Written instruction
Find the lines with the string "wyścigu" and return them.

Data excerpts
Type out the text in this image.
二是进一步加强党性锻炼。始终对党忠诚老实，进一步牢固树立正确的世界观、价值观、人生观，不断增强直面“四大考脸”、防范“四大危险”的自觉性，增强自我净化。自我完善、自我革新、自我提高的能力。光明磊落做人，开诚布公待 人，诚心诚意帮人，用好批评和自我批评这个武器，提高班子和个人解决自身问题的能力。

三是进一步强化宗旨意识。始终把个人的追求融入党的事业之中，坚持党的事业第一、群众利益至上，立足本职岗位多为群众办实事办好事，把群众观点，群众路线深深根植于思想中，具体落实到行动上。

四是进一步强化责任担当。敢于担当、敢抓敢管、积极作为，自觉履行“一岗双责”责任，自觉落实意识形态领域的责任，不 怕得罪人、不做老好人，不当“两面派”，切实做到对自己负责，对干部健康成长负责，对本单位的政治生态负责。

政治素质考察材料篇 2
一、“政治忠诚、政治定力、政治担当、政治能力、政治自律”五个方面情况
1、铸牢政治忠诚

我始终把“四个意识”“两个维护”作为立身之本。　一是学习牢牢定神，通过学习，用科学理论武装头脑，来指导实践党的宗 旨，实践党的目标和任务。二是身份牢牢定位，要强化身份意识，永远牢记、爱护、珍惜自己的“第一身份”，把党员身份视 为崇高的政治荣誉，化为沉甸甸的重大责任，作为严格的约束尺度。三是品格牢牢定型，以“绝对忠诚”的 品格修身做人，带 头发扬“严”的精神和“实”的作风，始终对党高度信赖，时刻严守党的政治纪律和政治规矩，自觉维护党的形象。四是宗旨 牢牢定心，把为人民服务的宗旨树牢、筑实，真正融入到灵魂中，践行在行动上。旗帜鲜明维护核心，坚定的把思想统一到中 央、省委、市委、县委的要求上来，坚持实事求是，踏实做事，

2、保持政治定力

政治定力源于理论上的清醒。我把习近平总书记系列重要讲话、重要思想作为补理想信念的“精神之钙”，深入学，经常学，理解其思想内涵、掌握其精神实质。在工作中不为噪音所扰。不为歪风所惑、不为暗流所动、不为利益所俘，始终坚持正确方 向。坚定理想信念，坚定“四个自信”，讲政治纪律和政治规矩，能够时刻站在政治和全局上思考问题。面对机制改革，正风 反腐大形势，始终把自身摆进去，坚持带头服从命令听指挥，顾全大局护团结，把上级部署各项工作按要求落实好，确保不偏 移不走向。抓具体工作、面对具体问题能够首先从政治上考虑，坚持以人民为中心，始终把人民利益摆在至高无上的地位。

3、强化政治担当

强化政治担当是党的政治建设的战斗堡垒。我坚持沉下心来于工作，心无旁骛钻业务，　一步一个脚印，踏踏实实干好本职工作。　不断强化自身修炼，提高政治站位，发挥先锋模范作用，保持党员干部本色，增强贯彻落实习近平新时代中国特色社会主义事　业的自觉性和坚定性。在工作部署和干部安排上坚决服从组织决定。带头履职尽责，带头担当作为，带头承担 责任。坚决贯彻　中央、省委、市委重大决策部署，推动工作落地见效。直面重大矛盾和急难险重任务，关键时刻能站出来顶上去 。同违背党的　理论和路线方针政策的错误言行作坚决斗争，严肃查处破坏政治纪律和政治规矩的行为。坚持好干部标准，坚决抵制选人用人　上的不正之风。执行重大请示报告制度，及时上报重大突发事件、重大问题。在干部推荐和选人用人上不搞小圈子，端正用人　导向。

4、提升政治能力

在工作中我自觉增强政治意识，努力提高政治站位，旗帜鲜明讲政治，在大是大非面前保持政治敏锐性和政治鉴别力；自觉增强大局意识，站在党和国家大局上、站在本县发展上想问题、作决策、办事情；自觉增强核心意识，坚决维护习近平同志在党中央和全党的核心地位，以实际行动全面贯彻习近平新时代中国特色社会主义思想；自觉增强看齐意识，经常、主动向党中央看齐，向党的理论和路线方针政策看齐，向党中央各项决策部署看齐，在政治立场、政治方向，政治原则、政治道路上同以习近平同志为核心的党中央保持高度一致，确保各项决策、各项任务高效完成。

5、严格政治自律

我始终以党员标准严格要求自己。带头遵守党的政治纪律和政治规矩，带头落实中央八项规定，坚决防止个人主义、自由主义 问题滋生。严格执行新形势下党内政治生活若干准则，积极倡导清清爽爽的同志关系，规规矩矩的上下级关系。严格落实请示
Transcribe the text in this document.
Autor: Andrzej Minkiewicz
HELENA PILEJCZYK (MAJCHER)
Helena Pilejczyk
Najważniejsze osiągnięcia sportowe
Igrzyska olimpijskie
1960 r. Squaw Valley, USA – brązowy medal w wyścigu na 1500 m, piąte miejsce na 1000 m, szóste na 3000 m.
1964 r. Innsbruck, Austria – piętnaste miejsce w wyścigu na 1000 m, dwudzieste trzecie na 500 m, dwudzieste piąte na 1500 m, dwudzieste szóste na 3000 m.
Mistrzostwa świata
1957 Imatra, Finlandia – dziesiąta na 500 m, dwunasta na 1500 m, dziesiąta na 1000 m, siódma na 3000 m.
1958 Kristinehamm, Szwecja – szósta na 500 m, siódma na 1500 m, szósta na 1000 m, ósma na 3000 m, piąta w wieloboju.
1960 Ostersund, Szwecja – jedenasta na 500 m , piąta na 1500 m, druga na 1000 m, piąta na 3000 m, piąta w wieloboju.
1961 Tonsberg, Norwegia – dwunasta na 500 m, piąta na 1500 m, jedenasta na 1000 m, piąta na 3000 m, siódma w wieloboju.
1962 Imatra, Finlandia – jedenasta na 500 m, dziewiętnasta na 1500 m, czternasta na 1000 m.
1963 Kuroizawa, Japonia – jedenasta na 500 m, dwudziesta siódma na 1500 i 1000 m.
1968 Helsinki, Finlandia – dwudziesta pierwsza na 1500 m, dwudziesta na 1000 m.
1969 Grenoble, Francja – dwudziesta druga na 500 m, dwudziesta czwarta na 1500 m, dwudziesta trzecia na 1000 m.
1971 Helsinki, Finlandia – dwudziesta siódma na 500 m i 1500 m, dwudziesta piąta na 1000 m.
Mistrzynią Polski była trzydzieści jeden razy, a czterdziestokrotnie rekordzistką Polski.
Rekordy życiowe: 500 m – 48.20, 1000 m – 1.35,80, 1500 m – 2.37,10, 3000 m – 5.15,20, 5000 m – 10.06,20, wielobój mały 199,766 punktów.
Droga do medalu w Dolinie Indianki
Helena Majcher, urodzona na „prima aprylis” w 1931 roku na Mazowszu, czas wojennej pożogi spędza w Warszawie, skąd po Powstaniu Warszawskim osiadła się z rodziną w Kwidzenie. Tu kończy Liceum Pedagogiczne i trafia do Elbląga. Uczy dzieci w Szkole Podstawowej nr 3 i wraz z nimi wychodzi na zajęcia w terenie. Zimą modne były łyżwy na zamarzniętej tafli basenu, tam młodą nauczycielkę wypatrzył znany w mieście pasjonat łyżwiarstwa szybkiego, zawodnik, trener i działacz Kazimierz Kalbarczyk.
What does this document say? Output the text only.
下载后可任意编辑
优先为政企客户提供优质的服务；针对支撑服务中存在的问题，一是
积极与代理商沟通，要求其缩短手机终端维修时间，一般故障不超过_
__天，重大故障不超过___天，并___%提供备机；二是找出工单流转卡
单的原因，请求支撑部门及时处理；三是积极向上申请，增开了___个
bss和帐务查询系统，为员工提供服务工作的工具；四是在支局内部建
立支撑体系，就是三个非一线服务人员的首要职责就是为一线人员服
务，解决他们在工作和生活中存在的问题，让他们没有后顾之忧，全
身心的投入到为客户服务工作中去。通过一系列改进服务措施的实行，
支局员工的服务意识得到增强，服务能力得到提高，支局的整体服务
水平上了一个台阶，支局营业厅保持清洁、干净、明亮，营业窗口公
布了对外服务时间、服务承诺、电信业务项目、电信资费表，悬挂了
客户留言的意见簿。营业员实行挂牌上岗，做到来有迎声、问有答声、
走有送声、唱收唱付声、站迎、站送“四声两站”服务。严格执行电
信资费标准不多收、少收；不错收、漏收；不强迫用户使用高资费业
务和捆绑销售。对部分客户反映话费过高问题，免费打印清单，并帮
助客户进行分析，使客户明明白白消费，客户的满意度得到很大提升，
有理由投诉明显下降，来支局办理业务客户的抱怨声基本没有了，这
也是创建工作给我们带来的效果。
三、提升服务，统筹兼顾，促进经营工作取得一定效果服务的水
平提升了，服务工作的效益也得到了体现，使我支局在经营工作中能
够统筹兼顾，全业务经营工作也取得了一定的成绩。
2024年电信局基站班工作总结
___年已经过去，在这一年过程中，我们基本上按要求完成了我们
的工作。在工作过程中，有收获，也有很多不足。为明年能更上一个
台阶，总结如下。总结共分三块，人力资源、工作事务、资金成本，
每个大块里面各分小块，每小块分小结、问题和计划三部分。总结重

Solution to this problem
1960 r. Squaw Valley, USA – brązowy medal w wyścigu na 1500 m, piąte miejsce na 1000 m, szóste na 3000 m.
1964 r. Innsbruck, Austria – piętnaste miejsce w wyścigu na 1000 m, dwudzieste trzecie na 500 m, dwudzieste piąte na 1500 m, dwudzieste szóste na 3000 m.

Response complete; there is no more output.